##### Provided entries #####

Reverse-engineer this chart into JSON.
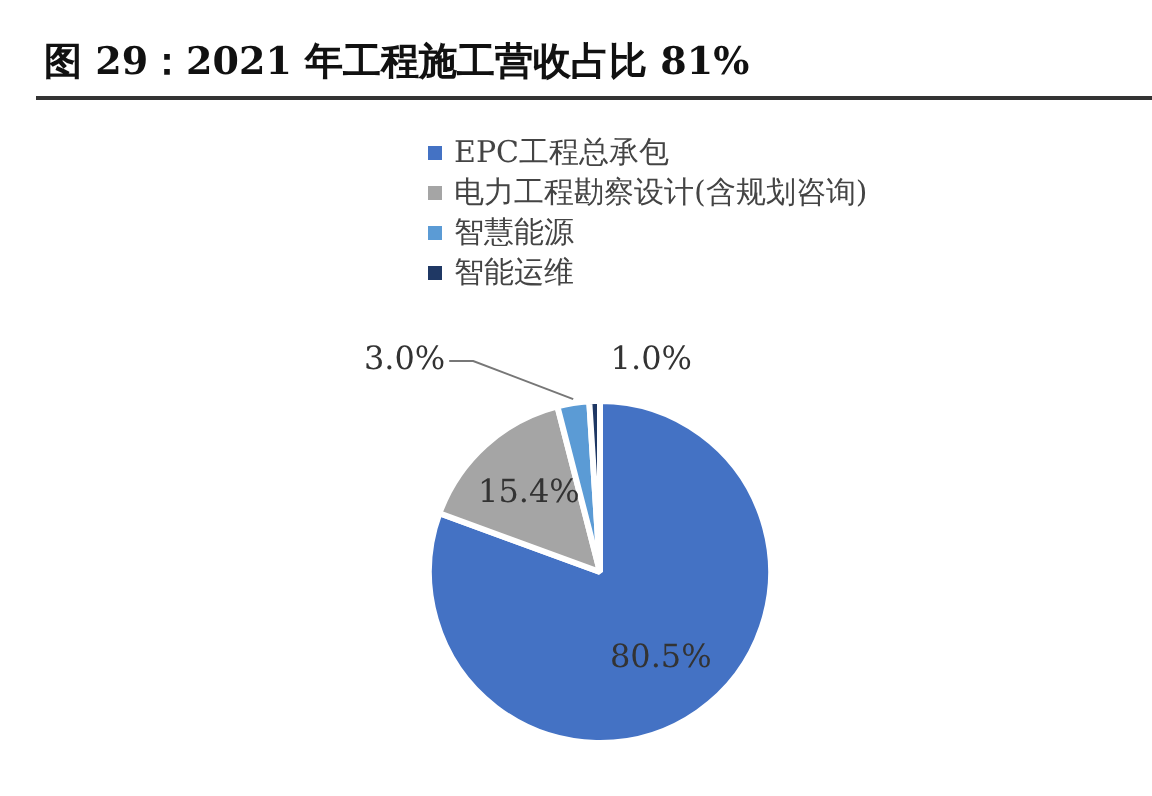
{
  "chart_data": {
    "type": "pie",
    "title": "图 29：2021 年工程施工营收占比 81%",
    "categories": [
      "EPC工程总承包",
      "电力工程勘察设计(含规划咨询)",
      "智慧能源",
      "智能运维"
    ],
    "values": [
      80.5,
      15.4,
      3.0,
      1.0
    ],
    "colors": [
      "#4472c4",
      "#a5a5a5",
      "#5b9bd5",
      "#1f3864"
    ],
    "value_labels": [
      "80.5%",
      "15.4%",
      "3.0%",
      "1.0%"
    ],
    "legend": "top"
  }
}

#####

__Given problem__:
Output every entry exactly as given; pictures are not part of the copy.

__Answer below__:
Reverse-engineer this chart into JSON.
{
  "chart_data": {
    "type": "pie",
    "title": "图 29：2021 年工程施工营收占比 81%",
    "categories": [
      "EPC工程总承包",
      "电力工程勘察设计(含规划咨询)",
      "智慧能源",
      "智能运维"
    ],
    "values": [
      80.5,
      15.4,
      3.0,
      1.0
    ],
    "colors": [
      "#4472c4",
      "#a5a5a5",
      "#5b9bd5",
      "#1f3864"
    ],
    "value_labels": [
      "80.5%",
      "15.4%",
      "3.0%",
      "1.0%"
    ],
    "legend": "top"
  }
}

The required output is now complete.